■ **WRITTEN PROBLEM**
Update the records from the line containing "Patent image size: (940, 829)." through the line containing "The interior panel 190 is at (298, 543).", changing "cut-away view" to "cutaway view" and leaving everything else unchanged. Give back only those lines.

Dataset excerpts
* * *

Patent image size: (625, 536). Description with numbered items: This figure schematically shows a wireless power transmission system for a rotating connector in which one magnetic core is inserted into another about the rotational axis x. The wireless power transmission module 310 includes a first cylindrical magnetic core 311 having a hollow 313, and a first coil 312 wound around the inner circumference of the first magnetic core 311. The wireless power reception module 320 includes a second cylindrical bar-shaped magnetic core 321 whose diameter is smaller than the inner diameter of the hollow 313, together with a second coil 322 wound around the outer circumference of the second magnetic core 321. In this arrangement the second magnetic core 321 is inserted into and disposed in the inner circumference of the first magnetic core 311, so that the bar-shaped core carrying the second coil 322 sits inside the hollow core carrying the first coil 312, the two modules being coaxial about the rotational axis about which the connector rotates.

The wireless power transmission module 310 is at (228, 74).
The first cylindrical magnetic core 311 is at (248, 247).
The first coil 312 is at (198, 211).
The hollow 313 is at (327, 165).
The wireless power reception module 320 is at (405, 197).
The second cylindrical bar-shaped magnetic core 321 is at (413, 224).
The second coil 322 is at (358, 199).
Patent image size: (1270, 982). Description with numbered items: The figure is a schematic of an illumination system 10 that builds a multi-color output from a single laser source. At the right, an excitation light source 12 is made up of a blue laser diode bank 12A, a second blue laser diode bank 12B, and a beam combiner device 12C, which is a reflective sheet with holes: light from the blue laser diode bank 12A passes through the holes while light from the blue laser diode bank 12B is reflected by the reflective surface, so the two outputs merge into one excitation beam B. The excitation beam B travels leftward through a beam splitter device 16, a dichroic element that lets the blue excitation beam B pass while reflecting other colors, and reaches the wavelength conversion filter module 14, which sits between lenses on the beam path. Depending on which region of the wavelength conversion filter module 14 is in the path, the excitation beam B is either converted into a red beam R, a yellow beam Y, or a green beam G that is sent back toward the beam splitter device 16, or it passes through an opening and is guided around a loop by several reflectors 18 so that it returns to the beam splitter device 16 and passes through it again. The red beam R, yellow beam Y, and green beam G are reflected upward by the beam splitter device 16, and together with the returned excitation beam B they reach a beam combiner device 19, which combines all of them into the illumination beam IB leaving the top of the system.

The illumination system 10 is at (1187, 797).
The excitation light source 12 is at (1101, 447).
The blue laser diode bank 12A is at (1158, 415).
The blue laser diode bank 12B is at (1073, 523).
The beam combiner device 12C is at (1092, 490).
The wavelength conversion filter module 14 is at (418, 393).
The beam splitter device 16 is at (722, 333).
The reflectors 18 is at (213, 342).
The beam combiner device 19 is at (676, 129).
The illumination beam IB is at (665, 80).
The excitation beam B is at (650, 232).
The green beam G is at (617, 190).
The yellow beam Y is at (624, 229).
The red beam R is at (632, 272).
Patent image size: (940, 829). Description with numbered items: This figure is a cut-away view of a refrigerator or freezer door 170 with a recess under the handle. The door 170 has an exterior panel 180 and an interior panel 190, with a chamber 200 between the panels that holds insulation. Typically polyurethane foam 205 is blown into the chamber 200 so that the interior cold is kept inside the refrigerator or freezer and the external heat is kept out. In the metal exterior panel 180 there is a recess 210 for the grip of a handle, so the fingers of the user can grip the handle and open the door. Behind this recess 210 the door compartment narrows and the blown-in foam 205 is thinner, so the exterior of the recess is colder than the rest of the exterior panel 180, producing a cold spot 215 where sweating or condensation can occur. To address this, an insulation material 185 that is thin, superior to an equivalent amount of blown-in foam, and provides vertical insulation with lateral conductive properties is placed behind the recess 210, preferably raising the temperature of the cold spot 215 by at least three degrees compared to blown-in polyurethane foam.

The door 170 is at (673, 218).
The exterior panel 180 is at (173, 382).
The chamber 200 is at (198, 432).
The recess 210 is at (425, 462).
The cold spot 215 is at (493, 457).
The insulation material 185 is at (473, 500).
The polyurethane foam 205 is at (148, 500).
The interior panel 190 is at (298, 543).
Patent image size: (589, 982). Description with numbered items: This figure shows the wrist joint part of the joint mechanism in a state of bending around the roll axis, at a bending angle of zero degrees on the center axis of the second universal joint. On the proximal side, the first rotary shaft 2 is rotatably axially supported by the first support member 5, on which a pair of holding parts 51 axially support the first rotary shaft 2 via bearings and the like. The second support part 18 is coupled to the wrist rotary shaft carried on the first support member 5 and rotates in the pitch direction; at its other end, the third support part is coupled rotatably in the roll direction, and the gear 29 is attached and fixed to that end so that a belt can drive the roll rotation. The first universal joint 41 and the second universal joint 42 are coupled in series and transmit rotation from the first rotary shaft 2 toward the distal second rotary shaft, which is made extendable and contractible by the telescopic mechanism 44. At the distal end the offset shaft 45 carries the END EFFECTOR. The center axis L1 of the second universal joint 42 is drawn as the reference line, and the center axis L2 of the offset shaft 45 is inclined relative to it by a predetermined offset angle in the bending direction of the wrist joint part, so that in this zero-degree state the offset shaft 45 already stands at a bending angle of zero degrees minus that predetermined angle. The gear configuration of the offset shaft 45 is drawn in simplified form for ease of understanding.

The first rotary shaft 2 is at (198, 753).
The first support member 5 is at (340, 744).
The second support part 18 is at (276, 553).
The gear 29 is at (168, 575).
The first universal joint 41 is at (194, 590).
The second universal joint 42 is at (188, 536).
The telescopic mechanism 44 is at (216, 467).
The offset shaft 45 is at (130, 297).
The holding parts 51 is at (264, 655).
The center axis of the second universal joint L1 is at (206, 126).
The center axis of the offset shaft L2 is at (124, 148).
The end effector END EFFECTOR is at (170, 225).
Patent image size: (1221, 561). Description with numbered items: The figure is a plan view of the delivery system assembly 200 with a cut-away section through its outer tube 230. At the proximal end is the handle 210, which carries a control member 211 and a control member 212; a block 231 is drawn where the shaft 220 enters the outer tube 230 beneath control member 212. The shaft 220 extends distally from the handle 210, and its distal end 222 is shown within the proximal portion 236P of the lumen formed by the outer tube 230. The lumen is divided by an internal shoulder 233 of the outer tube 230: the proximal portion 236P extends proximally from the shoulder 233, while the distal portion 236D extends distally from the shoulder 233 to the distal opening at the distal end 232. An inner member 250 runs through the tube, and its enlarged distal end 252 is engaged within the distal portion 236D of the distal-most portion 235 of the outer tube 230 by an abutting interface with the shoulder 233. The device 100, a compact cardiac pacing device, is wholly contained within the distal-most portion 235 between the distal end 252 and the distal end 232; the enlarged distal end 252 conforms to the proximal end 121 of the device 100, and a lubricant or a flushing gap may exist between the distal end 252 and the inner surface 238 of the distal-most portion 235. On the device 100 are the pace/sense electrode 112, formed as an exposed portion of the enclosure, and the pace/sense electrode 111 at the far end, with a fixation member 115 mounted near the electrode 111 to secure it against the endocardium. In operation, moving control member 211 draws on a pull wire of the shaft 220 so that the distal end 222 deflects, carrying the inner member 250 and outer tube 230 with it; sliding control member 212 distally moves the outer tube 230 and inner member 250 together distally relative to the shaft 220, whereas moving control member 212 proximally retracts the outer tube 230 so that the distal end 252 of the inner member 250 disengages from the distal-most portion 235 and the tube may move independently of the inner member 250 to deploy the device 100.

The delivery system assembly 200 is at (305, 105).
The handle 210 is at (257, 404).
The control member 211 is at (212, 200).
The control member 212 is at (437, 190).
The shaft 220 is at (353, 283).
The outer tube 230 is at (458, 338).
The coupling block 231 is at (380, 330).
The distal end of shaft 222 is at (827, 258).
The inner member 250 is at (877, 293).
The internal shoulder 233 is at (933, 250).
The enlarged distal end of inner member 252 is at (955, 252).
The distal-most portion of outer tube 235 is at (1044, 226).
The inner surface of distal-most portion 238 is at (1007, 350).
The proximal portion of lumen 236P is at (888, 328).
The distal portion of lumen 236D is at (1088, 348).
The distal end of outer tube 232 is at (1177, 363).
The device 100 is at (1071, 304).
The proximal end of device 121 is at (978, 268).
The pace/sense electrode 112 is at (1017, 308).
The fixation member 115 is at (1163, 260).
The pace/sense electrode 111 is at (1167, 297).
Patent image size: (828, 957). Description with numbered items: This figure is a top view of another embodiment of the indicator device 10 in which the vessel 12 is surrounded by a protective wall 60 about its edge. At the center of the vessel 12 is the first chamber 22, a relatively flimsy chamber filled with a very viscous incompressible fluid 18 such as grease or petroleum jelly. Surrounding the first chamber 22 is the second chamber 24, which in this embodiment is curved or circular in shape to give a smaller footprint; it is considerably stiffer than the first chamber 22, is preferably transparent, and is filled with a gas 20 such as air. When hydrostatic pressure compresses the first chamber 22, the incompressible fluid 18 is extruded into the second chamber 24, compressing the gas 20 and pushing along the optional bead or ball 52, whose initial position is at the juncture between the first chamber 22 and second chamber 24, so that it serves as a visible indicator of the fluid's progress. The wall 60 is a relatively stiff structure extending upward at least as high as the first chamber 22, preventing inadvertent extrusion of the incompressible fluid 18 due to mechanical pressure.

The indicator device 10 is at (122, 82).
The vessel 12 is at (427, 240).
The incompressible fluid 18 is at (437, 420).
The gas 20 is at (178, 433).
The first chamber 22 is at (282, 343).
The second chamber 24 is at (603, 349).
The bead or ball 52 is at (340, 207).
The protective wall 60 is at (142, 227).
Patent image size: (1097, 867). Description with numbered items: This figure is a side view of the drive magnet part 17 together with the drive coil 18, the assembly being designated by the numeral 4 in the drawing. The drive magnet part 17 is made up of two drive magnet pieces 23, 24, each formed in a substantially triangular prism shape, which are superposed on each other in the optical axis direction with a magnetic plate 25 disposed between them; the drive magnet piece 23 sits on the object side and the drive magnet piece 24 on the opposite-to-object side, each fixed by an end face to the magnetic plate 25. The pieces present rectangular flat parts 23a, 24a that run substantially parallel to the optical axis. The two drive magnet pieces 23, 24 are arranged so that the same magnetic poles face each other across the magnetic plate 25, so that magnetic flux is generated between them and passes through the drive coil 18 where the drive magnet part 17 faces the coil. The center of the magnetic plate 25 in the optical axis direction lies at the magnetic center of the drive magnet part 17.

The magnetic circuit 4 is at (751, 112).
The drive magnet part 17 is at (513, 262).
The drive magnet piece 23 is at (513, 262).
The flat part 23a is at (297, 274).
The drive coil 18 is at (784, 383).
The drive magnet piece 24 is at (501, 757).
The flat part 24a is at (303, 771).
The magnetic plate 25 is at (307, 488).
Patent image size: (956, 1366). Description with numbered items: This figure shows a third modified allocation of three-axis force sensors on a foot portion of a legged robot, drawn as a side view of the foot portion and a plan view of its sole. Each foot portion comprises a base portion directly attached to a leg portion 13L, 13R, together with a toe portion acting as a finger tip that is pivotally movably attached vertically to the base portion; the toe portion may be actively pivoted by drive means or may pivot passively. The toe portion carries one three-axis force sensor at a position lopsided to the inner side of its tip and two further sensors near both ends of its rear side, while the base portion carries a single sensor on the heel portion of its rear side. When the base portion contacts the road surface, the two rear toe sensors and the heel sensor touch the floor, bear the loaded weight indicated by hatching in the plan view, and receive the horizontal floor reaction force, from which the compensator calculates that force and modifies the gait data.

* * *

■ **OUTPUT**
Patent image size: (940, 829). Description with numbered items: This figure is a cutaway view of a refrigerator or freezer door 170 with a recess under the handle. The door 170 has an exterior panel 180 and an interior panel 190, with a chamber 200 between the panels that holds insulation. Typically polyurethane foam 205 is blown into the chamber 200 so that the interior cold is kept inside the refrigerator or freezer and the external heat is kept out. In the metal exterior panel 180 there is a recess 210 for the grip of a handle, so the fingers of the user can grip the handle and open the door. Behind this recess 210 the door compartment narrows and the blown-in foam 205 is thinner, so the exterior of the recess is colder than the rest of the exterior panel 180, producing a cold spot 215 where sweating or condensation can occur. To address this, an insulation material 185 that is thin, superior to an equivalent amount of blown-in foam, and provides vertical insulation with lateral conductive properties is placed behind the recess 210, preferably raising the temperature of the cold spot 215 by at least three degrees compared to blown-in polyurethane foam.

The door 170 is at (673, 218).
The exterior panel 180 is at (173, 382).
The chamber 200 is at (198, 432).
The recess 210 is at (425, 462).
The cold spot 215 is at (493, 457).
The insulation material 185 is at (473, 500).
The polyurethane foam 205 is at (148, 500).
The interior panel 190 is at (298, 543).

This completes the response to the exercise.